-- start of Materials provided --

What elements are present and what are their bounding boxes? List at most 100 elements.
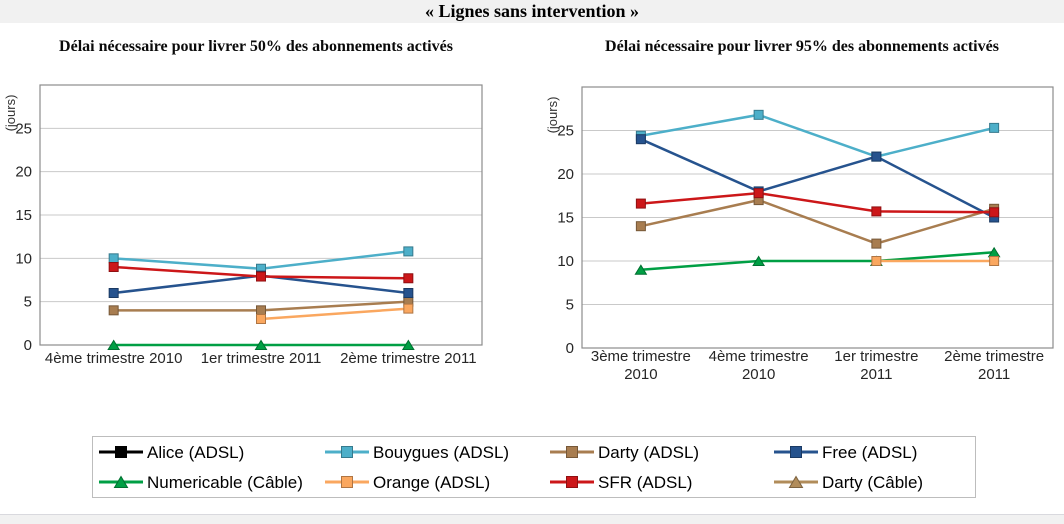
gridlines: [582, 130, 1053, 305]
square-marker-icon: [341, 476, 353, 488]
x-tick-label: 2010: [742, 366, 775, 383]
square-marker-icon: [871, 256, 882, 266]
legend-label: Alice (ADSL): [147, 442, 245, 462]
bottom-band: [0, 514, 1064, 524]
y-tick-label: 10: [557, 253, 574, 270]
series-line: [640, 198, 995, 245]
y-tick-label: 5: [566, 297, 574, 314]
square-marker-icon: [871, 238, 882, 249]
title-band: « Lignes sans intervention »: [0, 0, 1064, 23]
square-marker-icon: [108, 262, 119, 272]
plot-frame: [581, 86, 1054, 349]
square-marker-icon: [108, 288, 119, 298]
left-chart-canvas: 0 5 10 15 20 25(jours) 4ème trimestre 2010 1er …: [3, 84, 483, 367]
legend-box: Alice (ADSL) Bouygues (ADSL) Darty (ADSL) F…: [92, 436, 976, 498]
x-tick-label: 4ème trimestre: [709, 348, 809, 365]
legend-marker-icon: [774, 475, 818, 488]
square-marker-icon: [989, 122, 1000, 133]
x-tick-label: 2011: [860, 366, 892, 383]
legend-label: Free (ADSL): [822, 442, 918, 462]
y-tick-label: 25: [15, 120, 32, 137]
y-tick-label: 5: [24, 294, 32, 311]
legend-label: Orange (ADSL): [373, 472, 491, 492]
y-axis-title: (jours): [545, 97, 560, 134]
square-marker-icon: [108, 253, 119, 264]
square-marker-icon: [790, 446, 802, 458]
square-marker-icon: [989, 256, 1000, 266]
legend-marker-icon: [550, 476, 594, 488]
series-line: [640, 191, 995, 214]
y-tick-label: 0: [566, 340, 574, 357]
legend-marker-icon: [550, 446, 594, 458]
y-tick-label: 0: [24, 337, 32, 354]
square-marker-icon: [403, 288, 414, 298]
series-orange-adsl: [871, 256, 1000, 266]
x-tick-label: 3ème trimestre: [591, 348, 691, 365]
y-tick-label: 15: [15, 207, 32, 224]
series-orange-adsl: [256, 303, 414, 324]
triangle-marker-icon: [107, 339, 121, 350]
x-axis-labels: 4ème trimestre 2010 1er trimestre 2011 2èm…: [45, 350, 477, 367]
series-bouygues-adsl: [635, 109, 1000, 162]
x-tick-label: 2ème trimestre: [944, 348, 1044, 365]
legend-item-free-adsl: Free (ADSL): [773, 444, 975, 461]
legend-marker-icon: [99, 475, 143, 488]
legend-item-sfr-adsl: SFR (ADSL): [549, 474, 773, 491]
square-marker-icon: [403, 273, 414, 284]
square-marker-icon: [566, 446, 578, 458]
legend-item-darty-adsl: Darty (ADSL): [549, 444, 773, 461]
triangle-marker-icon: [401, 339, 415, 350]
square-marker-icon: [115, 446, 127, 458]
x-tick-label: 1er trimestre: [834, 348, 918, 365]
legend-marker-icon: [325, 446, 369, 458]
triangle-marker-icon: [634, 264, 648, 275]
x-tick-label: 2ème trimestre 2011: [340, 350, 476, 367]
square-marker-icon: [108, 305, 119, 316]
legend-label: Darty (ADSL): [598, 442, 700, 462]
legend-item-numericable-c-ble: Numericable (Câble): [98, 474, 324, 491]
legend-marker-icon: [325, 476, 369, 488]
square-marker-icon: [753, 109, 764, 120]
y-tick-label: 25: [557, 123, 574, 140]
triangle-marker-icon: [254, 339, 268, 350]
triangle-marker-icon: [752, 255, 766, 266]
legend-marker-icon: [774, 446, 818, 458]
right-chart-title: Délai nécessaire pour livrer 95% des abo…: [605, 38, 999, 55]
square-marker-icon: [635, 221, 646, 232]
legend-item-bouygues-adsl: Bouygues (ADSL): [324, 444, 549, 461]
main-title: « Lignes sans intervention »: [424, 1, 640, 21]
square-marker-icon: [871, 206, 882, 217]
left-chart-title: Délai nécessaire pour livrer 50% des abo…: [59, 38, 453, 55]
series-line: [640, 138, 995, 219]
y-axis-title: (jours): [3, 95, 18, 132]
legend-label: Bouygues (ADSL): [373, 442, 510, 462]
x-tick-label: 2010: [624, 366, 657, 383]
legend-label: Darty (Câble): [822, 472, 924, 492]
series-bouygues-adsl: [108, 246, 414, 274]
square-marker-icon: [989, 207, 1000, 218]
legend-label: SFR (ADSL): [598, 472, 693, 492]
series-numericable-c-ble: [107, 339, 415, 350]
series-sfr-adsl: [635, 188, 1000, 218]
y-axis-ticks: 0 5 10 15 20 25: [557, 123, 574, 358]
square-marker-icon: [341, 446, 353, 458]
y-tick-label: 10: [15, 250, 32, 267]
legend-label: Numericable (Câble): [147, 472, 303, 492]
legend-item-darty-c-ble: Darty (Câble): [773, 474, 975, 491]
square-marker-icon: [403, 246, 414, 257]
series-line: [260, 307, 409, 321]
triangle-marker-icon: [788, 475, 804, 488]
square-marker-icon: [256, 314, 266, 324]
series-line: [640, 113, 995, 158]
square-marker-icon: [635, 134, 646, 145]
series-free-adsl: [635, 134, 1000, 223]
series-sfr-adsl: [108, 262, 414, 284]
triangle-marker-icon: [113, 475, 129, 488]
square-marker-icon: [566, 476, 578, 488]
legend-marker-icon: [99, 446, 143, 458]
y-axis-ticks: 0 5 10 15 20 25: [15, 120, 32, 354]
y-tick-label: 20: [557, 166, 574, 183]
series-line: [640, 251, 995, 271]
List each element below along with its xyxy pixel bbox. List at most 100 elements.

-- end of Materials provided --

=== Challenge ===
Write out the data again, beginning at the line containing "gridlines: [582, 130, 1053, 305]" and ending after the line containing "left-chart-canvas: 0 5".

=== Output for this task ===
gridlines: [582, 130, 1053, 305]
square-marker-icon: [341, 476, 353, 488]
x-tick-label: 2010: [742, 366, 775, 383]
square-marker-icon: [871, 256, 882, 266]
legend-label: Alice (ADSL): [147, 442, 245, 462]
bottom-band: [0, 514, 1064, 524]
y-tick-label: 10: [557, 253, 574, 270]
series-line: [640, 198, 995, 245]
y-tick-label: 5: [566, 297, 574, 314]
square-marker-icon: [871, 238, 882, 249]
title-band: « Lignes sans intervention »: [0, 0, 1064, 23]
square-marker-icon: [108, 262, 119, 272]
plot-frame: [581, 86, 1054, 349]
square-marker-icon: [108, 288, 119, 298]
left-chart-canvas: 0 5 10 15 20 25(jours) 4ème trimestre 2010 1er …: [3, 84, 483, 367]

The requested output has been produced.